Given entries:
##############################

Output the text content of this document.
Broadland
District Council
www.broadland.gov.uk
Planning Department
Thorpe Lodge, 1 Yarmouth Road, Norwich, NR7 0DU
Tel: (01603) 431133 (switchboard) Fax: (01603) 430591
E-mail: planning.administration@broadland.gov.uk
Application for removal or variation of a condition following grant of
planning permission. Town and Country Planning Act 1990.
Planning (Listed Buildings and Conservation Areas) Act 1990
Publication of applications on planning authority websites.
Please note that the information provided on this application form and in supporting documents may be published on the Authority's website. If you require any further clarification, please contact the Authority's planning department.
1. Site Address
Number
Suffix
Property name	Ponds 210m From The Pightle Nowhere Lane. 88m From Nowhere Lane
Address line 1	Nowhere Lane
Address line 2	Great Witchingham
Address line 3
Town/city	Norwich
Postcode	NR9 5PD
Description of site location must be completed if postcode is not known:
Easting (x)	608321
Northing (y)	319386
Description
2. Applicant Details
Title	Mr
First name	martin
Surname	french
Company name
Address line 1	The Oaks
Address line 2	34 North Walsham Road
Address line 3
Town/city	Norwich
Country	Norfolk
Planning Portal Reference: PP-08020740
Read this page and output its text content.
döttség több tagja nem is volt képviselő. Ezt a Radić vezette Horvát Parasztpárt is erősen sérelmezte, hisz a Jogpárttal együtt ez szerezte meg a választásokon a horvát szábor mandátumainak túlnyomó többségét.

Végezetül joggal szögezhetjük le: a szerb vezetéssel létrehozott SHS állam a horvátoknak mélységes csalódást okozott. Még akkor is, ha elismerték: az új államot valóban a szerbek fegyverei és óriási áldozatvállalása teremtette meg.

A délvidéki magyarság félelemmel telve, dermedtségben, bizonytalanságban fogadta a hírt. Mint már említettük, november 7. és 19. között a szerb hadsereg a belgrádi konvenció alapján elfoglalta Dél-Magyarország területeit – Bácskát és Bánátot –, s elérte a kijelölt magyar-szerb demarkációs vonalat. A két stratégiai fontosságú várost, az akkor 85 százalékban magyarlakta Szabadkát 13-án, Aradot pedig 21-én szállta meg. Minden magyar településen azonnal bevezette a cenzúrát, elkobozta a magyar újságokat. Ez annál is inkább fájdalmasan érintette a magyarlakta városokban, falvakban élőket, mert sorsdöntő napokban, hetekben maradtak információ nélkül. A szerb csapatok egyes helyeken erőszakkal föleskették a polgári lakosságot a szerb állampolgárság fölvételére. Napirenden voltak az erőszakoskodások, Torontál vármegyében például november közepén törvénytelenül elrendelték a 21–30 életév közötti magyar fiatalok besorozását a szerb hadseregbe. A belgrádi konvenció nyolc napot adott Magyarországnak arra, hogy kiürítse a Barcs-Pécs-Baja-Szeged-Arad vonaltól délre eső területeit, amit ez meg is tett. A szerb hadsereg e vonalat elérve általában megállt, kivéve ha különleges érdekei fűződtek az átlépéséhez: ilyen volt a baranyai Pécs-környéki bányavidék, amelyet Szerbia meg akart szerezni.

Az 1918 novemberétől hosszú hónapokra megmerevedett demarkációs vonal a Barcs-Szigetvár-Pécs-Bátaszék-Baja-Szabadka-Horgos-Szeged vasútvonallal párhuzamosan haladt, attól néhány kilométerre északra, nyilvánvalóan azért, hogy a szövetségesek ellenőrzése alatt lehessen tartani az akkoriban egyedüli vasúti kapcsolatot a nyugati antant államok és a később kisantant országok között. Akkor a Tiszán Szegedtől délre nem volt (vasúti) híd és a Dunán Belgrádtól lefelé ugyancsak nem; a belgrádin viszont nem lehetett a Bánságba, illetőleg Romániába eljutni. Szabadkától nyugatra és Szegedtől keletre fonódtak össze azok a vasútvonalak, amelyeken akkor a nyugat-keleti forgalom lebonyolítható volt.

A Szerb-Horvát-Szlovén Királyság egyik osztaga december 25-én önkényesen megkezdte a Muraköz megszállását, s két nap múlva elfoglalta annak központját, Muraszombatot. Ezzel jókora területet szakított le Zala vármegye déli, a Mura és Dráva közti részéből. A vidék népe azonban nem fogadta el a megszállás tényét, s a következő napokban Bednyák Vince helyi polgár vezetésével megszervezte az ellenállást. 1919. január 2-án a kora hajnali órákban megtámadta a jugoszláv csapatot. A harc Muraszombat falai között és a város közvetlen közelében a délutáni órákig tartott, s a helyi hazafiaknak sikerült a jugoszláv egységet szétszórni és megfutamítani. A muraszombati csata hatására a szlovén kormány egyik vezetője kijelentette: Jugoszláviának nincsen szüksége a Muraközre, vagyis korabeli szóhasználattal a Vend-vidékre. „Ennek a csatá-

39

##############################

What you will do: Reproduce all of the entries word for word.

Task answer:
Output the text content of this document.
Broadland
District Council
www.broadland.gov.uk
Planning Department
Thorpe Lodge, 1 Yarmouth Road, Norwich, NR7 0DU
Tel: (01603) 431133 (switchboard) Fax: (01603) 430591
E-mail: planning.administration@broadland.gov.uk
Application for removal or variation of a condition following grant of
planning permission. Town and Country Planning Act 1990.
Planning (Listed Buildings and Conservation Areas) Act 1990
Publication of applications on planning authority websites.
Please note that the information provided on this application form and in supporting documents may be published on the Authority's website. If you require any further clarification, please contact the Authority's planning department.
1. Site Address
Number
Suffix
Property name	Ponds 210m From The Pightle Nowhere Lane. 88m From Nowhere Lane
Address line 1	Nowhere Lane
Address line 2	Great Witchingham
Address line 3
Town/city	Norwich
Postcode	NR9 5PD
Description of site location must be completed if postcode is not known:
Easting (x)	608321
Northing (y)	319386
Description
2. Applicant Details
Title	Mr
First name	martin
Surname	french
Company name
Address line 1	The Oaks
Address line 2	34 North Walsham Road
Address line 3
Town/city	Norwich
Country	Norfolk
Planning Portal Reference: PP-08020740
Read this page and output its text content.
döttség több tagja nem is volt képviselő. Ezt a Radić vezette Horvát Parasztpárt is erősen sérelmezte, hisz a Jogpárttal együtt ez szerezte meg a választásokon a horvát szábor mandátumainak túlnyomó többségét.

Végezetül joggal szögezhetjük le: a szerb vezetéssel létrehozott SHS állam a horvátoknak mélységes csalódást okozott. Még akkor is, ha elismerték: az új államot valóban a szerbek fegyverei és óriási áldozatvállalása teremtette meg.

A délvidéki magyarság félelemmel telve, dermedtségben, bizonytalanságban fogadta a hírt. Mint már említettük, november 7. és 19. között a szerb hadsereg a belgrádi konvenció alapján elfoglalta Dél-Magyarország területeit – Bácskát és Bánátot –, s elérte a kijelölt magyar-szerb demarkációs vonalat. A két stratégiai fontosságú várost, az akkor 85 százalékban magyarlakta Szabadkát 13-án, Aradot pedig 21-én szállta meg. Minden magyar településen azonnal bevezette a cenzúrát, elkobozta a magyar újságokat. Ez annál is inkább fájdalmasan érintette a magyarlakta városokban, falvakban élőket, mert sorsdöntő napokban, hetekben maradtak információ nélkül. A szerb csapatok egyes helyeken erőszakkal föleskették a polgári lakosságot a szerb állampolgárság fölvételére. Napirenden voltak az erőszakoskodások, Torontál vármegyében például november közepén törvénytelenül elrendelték a 21–30 életév közötti magyar fiatalok besorozását a szerb hadseregbe. A belgrádi konvenció nyolc napot adott Magyarországnak arra, hogy kiürítse a Barcs-Pécs-Baja-Szeged-Arad vonaltól délre eső területeit, amit ez meg is tett. A szerb hadsereg e vonalat elérve általában megállt, kivéve ha különleges érdekei fűződtek az átlépéséhez: ilyen volt a baranyai Pécs-környéki bányavidék, amelyet Szerbia meg akart szerezni.

Az 1918 novemberétől hosszú hónapokra megmerevedett demarkációs vonal a Barcs-Szigetvár-Pécs-Bátaszék-Baja-Szabadka-Horgos-Szeged vasútvonallal párhuzamosan haladt, attól néhány kilométerre északra, nyilvánvalóan azért, hogy a szövetségesek ellenőrzése alatt lehessen tartani az akkoriban egyedüli vasúti kapcsolatot a nyugati antant államok és a később kisantant országok között. Akkor a Tiszán Szegedtől délre nem volt (vasúti) híd és a Dunán Belgrádtól lefelé ugyancsak nem; a belgrádin viszont nem lehetett a Bánságba, illetőleg Romániába eljutni. Szabadkától nyugatra és Szegedtől keletre fonódtak össze azok a vasútvonalak, amelyeken akkor a nyugat-keleti forgalom lebonyolítható volt.

A Szerb-Horvát-Szlovén Királyság egyik osztaga december 25-én önkényesen megkezdte a Muraköz megszállását, s két nap múlva elfoglalta annak központját, Muraszombatot. Ezzel jókora területet szakított le Zala vármegye déli, a Mura és Dráva közti részéből. A vidék népe azonban nem fogadta el a megszállás tényét, s a következő napokban Bednyák Vince helyi polgár vezetésével megszervezte az ellenállást. 1919. január 2-án a kora hajnali órákban megtámadta a jugoszláv csapatot. A harc Muraszombat falai között és a város közvetlen közelében a délutáni órákig tartott, s a helyi hazafiaknak sikerült a jugoszláv egységet szétszórni és megfutamítani. A muraszombati csata hatására a szlovén kormány egyik vezetője kijelentette: Jugoszláviának nincsen szüksége a Muraközre, vagyis korabeli szóhasználattal a Vend-vidékre. „Ennek a csatá-

39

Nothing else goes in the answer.